SHORT EXERCISE:
Look through the records below, and copy out every line that holds the string "Регистрация".

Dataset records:
☆ ☆ ☆ ☆ ☆

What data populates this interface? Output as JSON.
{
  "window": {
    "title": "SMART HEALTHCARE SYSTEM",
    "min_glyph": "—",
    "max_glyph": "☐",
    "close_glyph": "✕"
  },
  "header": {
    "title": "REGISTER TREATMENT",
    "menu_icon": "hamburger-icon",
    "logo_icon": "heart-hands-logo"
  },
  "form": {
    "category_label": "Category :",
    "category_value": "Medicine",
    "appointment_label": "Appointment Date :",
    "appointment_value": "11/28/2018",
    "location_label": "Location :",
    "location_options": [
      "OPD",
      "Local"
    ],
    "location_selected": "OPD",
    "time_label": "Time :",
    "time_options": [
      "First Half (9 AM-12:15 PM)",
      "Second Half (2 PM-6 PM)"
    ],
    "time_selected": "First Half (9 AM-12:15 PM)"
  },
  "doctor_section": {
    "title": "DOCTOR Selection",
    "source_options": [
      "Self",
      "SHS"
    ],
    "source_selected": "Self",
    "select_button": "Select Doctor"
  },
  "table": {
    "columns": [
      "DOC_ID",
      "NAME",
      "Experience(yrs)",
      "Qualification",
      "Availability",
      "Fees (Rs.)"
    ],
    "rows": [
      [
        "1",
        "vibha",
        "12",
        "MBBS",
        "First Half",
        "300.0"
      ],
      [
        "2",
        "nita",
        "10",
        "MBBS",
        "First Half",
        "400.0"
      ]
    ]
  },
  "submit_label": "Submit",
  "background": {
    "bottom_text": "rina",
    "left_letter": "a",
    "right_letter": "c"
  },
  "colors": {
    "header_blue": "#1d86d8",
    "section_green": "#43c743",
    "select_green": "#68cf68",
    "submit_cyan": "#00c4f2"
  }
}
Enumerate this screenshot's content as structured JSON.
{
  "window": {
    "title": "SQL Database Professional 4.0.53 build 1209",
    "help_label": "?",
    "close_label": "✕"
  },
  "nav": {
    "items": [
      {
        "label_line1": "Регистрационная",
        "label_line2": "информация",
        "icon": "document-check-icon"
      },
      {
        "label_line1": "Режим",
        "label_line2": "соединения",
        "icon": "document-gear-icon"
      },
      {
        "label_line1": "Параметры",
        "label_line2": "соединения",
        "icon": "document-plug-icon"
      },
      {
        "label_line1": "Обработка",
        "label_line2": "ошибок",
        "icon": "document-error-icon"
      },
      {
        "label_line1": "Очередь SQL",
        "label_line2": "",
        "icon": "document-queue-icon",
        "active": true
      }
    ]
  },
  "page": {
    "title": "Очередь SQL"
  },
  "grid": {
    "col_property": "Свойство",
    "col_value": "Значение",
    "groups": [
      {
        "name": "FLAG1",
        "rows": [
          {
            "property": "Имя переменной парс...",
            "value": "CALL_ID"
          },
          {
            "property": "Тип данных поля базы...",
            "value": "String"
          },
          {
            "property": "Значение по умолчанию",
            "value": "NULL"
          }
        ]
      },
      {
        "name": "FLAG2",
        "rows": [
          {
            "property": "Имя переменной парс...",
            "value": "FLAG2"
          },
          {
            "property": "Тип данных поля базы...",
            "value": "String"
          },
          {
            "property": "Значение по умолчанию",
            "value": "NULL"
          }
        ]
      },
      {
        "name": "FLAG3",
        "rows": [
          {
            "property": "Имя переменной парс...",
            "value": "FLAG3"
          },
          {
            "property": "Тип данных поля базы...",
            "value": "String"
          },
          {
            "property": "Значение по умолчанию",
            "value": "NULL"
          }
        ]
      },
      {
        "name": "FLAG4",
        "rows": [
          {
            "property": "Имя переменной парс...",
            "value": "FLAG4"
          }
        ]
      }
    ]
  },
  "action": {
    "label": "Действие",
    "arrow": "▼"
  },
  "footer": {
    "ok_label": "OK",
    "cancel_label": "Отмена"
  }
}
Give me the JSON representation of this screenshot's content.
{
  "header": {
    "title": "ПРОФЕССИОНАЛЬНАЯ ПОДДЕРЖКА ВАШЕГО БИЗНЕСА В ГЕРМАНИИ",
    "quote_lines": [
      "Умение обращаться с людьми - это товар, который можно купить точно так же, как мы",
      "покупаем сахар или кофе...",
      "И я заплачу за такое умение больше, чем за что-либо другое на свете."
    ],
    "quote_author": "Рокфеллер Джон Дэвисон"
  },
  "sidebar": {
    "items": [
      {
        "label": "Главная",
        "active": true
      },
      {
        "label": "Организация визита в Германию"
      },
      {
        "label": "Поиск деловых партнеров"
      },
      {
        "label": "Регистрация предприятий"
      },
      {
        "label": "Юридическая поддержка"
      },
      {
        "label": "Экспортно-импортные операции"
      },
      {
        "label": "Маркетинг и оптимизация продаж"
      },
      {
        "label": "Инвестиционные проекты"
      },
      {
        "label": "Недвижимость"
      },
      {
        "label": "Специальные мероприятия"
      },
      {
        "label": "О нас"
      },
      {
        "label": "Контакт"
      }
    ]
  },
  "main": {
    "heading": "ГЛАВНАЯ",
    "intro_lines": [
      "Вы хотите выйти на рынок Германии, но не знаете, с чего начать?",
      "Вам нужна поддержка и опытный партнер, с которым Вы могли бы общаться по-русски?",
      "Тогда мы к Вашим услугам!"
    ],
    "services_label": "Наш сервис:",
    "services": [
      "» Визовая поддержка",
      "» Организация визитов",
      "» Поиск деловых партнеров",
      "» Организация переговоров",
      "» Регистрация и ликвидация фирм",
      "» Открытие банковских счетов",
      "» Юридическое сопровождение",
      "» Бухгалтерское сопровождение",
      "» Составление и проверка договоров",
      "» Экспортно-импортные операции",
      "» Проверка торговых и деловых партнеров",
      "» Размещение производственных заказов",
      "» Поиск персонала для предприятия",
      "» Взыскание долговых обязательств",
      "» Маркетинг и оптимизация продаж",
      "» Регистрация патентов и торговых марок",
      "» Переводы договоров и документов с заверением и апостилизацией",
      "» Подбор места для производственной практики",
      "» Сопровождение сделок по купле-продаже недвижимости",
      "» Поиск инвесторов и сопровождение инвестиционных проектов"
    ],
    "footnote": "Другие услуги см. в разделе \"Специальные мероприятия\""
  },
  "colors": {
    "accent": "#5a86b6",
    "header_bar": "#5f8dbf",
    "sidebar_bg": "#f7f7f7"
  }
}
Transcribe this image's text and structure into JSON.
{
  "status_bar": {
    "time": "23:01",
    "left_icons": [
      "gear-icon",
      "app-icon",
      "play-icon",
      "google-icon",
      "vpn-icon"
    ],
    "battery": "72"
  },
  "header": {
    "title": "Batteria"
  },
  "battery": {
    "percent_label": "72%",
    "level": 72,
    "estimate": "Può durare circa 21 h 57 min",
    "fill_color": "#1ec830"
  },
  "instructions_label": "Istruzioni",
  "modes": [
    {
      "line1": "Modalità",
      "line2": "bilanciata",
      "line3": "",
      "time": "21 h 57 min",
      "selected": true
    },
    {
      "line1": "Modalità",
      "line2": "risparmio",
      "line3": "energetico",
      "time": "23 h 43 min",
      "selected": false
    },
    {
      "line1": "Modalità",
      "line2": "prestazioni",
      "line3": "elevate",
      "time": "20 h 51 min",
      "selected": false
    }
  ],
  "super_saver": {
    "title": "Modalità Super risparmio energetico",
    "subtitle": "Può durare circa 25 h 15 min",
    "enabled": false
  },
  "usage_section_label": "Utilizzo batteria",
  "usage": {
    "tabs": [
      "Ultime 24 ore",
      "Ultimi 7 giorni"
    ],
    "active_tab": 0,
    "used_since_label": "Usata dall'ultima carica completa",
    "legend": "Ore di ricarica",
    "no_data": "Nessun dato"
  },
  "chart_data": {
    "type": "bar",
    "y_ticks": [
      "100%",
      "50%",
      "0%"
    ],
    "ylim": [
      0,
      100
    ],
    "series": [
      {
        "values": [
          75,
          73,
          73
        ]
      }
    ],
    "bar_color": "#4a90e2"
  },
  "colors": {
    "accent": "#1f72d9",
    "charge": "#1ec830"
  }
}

☆ ☆ ☆ ☆ ☆

RESPONSE TO THIS TASK:
        "label": "Регистрация предприятий"
      "» Регистрация и ликвидация фирм",
      "» Регистрация патентов и торговых марок",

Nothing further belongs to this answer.